> **Data entries**:

────────────────

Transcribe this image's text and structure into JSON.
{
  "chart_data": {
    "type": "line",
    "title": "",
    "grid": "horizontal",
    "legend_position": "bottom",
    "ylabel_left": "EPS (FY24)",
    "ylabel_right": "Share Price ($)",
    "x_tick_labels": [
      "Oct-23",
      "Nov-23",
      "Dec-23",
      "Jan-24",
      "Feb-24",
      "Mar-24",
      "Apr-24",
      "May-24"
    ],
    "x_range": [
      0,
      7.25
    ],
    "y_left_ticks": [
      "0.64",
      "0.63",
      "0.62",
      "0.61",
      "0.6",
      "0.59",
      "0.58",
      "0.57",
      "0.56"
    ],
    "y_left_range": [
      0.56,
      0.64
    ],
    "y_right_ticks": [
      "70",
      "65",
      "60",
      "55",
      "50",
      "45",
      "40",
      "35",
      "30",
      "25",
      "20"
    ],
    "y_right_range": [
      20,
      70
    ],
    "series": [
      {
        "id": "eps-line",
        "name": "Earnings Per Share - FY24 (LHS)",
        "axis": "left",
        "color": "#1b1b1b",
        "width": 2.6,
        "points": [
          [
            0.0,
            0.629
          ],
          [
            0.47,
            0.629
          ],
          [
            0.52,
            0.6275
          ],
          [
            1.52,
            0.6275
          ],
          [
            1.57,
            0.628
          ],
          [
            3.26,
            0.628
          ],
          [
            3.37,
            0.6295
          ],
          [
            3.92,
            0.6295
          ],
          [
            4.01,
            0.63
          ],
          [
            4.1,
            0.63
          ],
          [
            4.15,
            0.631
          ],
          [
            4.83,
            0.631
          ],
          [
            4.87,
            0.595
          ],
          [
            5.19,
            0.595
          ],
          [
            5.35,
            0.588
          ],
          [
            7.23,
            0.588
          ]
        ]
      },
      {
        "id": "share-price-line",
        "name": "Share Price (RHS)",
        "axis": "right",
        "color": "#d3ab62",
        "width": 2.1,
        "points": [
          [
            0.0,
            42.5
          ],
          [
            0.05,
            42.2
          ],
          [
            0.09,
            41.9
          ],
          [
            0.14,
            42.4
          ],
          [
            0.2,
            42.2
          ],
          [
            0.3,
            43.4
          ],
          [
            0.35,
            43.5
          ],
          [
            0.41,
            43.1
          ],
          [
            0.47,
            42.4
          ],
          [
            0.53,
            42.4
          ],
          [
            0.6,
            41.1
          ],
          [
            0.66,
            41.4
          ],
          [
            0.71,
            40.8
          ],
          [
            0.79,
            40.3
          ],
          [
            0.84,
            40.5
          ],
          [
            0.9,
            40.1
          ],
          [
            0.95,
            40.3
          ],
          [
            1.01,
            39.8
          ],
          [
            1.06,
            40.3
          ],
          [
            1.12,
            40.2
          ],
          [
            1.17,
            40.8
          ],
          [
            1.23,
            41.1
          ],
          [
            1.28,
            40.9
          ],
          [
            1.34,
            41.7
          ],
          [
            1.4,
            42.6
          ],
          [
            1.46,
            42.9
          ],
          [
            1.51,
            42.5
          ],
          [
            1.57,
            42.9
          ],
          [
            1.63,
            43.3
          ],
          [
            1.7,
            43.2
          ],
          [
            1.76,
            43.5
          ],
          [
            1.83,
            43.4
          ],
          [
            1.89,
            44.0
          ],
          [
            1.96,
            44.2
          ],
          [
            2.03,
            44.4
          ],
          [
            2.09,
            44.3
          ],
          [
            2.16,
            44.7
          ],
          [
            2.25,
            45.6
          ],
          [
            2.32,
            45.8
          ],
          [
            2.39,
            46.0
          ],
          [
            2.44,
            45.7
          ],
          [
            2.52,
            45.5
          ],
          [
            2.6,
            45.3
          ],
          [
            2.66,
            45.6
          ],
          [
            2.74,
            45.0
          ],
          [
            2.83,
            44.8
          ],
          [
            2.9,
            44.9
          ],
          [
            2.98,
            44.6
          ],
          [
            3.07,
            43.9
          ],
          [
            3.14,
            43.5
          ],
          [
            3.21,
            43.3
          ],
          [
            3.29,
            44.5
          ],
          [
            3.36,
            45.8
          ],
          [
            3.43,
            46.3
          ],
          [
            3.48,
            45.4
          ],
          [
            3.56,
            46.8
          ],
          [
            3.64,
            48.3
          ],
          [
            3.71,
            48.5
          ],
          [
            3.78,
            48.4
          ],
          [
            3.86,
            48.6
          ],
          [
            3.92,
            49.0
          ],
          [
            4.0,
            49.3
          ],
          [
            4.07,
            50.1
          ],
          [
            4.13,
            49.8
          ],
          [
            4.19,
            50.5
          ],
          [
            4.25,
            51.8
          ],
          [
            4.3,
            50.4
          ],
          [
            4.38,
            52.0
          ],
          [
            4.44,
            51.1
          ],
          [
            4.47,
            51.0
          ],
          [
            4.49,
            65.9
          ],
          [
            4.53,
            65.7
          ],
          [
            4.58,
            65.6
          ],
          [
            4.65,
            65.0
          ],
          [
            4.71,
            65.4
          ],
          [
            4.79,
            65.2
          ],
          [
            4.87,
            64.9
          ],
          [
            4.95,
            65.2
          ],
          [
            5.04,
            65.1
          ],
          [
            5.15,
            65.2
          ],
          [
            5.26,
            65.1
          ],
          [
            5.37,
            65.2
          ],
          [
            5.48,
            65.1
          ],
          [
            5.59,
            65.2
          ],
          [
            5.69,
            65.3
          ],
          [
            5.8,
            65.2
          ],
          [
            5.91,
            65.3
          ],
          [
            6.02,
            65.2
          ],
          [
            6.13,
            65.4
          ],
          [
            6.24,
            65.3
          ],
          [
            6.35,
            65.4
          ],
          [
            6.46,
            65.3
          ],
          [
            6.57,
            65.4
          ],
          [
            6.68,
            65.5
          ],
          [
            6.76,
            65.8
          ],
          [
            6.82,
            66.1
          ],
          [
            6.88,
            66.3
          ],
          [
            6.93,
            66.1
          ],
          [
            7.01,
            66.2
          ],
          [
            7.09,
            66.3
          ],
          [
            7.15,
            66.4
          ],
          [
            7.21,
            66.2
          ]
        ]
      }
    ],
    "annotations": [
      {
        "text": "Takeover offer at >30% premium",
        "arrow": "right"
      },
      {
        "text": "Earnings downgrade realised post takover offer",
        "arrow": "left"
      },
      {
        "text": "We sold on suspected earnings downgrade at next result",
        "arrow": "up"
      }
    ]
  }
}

────────────────

> **WHAT YOU WILL DO**: Your answer should be a single number: how many lines in the data above include "offer"?

> **FULL OUTPUT**: 2